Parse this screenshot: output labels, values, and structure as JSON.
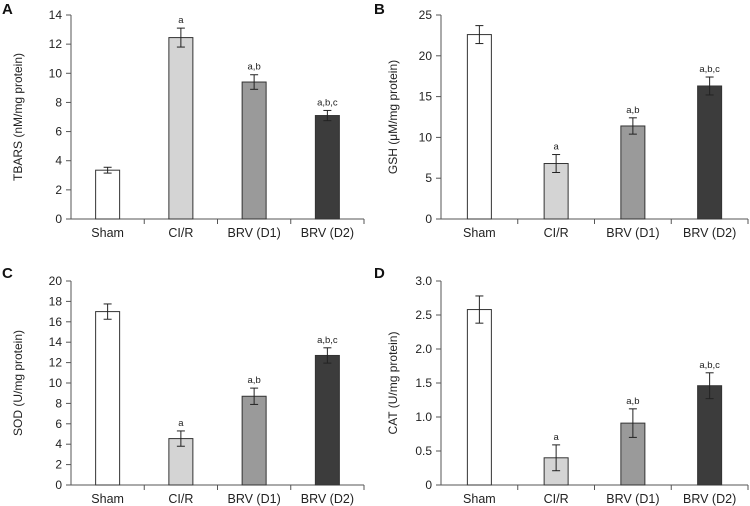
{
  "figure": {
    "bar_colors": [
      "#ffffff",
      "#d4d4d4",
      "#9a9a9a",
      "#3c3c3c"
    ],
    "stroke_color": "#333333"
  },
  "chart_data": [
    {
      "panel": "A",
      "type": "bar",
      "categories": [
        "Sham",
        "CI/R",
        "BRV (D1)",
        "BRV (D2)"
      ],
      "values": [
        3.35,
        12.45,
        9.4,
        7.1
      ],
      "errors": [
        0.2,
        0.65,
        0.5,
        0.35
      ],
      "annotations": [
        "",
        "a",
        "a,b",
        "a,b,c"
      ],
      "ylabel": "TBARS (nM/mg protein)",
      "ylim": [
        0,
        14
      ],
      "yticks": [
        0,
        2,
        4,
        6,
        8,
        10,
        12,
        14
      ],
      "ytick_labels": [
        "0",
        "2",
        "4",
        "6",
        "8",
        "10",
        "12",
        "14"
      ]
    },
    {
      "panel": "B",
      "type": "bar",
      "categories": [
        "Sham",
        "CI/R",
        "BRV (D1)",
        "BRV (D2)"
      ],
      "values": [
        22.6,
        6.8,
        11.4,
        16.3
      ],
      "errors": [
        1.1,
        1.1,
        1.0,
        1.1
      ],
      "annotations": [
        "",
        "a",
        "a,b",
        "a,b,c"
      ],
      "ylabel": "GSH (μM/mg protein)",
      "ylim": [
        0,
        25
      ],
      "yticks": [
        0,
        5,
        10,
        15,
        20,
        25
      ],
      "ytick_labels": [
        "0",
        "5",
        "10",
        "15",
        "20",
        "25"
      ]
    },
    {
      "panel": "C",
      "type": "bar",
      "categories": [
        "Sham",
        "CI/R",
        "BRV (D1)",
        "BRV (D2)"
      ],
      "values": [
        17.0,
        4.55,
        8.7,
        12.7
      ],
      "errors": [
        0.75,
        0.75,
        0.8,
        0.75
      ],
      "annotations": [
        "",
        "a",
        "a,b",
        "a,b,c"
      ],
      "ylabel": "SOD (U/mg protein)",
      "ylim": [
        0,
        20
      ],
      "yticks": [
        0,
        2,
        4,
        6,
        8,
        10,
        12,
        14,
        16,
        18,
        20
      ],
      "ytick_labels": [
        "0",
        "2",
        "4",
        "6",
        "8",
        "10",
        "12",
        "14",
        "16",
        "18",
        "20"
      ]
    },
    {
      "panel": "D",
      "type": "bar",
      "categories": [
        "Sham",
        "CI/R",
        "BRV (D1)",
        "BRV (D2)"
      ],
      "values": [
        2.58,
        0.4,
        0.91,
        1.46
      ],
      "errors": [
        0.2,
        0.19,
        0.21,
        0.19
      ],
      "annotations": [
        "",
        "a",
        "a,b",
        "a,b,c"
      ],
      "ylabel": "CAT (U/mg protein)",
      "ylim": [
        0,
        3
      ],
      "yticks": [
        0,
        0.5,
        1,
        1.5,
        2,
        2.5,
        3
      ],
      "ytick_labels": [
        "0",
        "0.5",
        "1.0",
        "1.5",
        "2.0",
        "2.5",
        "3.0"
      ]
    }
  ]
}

▶ **TASK GOAL**: When you retype the records, keep every word exactly as written and exclude the pictures.

▶ **PROBLEM SOLUTION**:
Parse this screenshot: output labels, values, and structure as JSON.
{
  "figure": {
    "bar_colors": [
      "#ffffff",
      "#d4d4d4",
      "#9a9a9a",
      "#3c3c3c"
    ],
    "stroke_color": "#333333"
  },
  "chart_data": [
    {
      "panel": "A",
      "type": "bar",
      "categories": [
        "Sham",
        "CI/R",
        "BRV (D1)",
        "BRV (D2)"
      ],
      "values": [
        3.35,
        12.45,
        9.4,
        7.1
      ],
      "errors": [
        0.2,
        0.65,
        0.5,
        0.35
      ],
      "annotations": [
        "",
        "a",
        "a,b",
        "a,b,c"
      ],
      "ylabel": "TBARS (nM/mg protein)",
      "ylim": [
        0,
        14
      ],
      "yticks": [
        0,
        2,
        4,
        6,
        8,
        10,
        12,
        14
      ],
      "ytick_labels": [
        "0",
        "2",
        "4",
        "6",
        "8",
        "10",
        "12",
        "14"
      ]
    },
    {
      "panel": "B",
      "type": "bar",
      "categories": [
        "Sham",
        "CI/R",
        "BRV (D1)",
        "BRV (D2)"
      ],
      "values": [
        22.6,
        6.8,
        11.4,
        16.3
      ],
      "errors": [
        1.1,
        1.1,
        1.0,
        1.1
      ],
      "annotations": [
        "",
        "a",
        "a,b",
        "a,b,c"
      ],
      "ylabel": "GSH (μM/mg protein)",
      "ylim": [
        0,
        25
      ],
      "yticks": [
        0,
        5,
        10,
        15,
        20,
        25
      ],
      "ytick_labels": [
        "0",
        "5",
        "10",
        "15",
        "20",
        "25"
      ]
    },
    {
      "panel": "C",
      "type": "bar",
      "categories": [
        "Sham",
        "CI/R",
        "BRV (D1)",
        "BRV (D2)"
      ],
      "values": [
        17.0,
        4.55,
        8.7,
        12.7
      ],
      "errors": [
        0.75,
        0.75,
        0.8,
        0.75
      ],
      "annotations": [
        "",
        "a",
        "a,b",
        "a,b,c"
      ],
      "ylabel": "SOD (U/mg protein)",
      "ylim": [
        0,
        20
      ],
      "yticks": [
        0,
        2,
        4,
        6,
        8,
        10,
        12,
        14,
        16,
        18,
        20
      ],
      "ytick_labels": [
        "0",
        "2",
        "4",
        "6",
        "8",
        "10",
        "12",
        "14",
        "16",
        "18",
        "20"
      ]
    },
    {
      "panel": "D",
      "type": "bar",
      "categories": [
        "Sham",
        "CI/R",
        "BRV (D1)",
        "BRV (D2)"
      ],
      "values": [
        2.58,
        0.4,
        0.91,
        1.46
      ],
      "errors": [
        0.2,
        0.19,
        0.21,
        0.19
      ],
      "annotations": [
        "",
        "a",
        "a,b",
        "a,b,c"
      ],
      "ylabel": "CAT (U/mg protein)",
      "ylim": [
        0,
        3
      ],
      "yticks": [
        0,
        0.5,
        1,
        1.5,
        2,
        2.5,
        3
      ],
      "ytick_labels": [
        "0",
        "0.5",
        "1.0",
        "1.5",
        "2.0",
        "2.5",
        "3.0"
      ]
    }
  ]
}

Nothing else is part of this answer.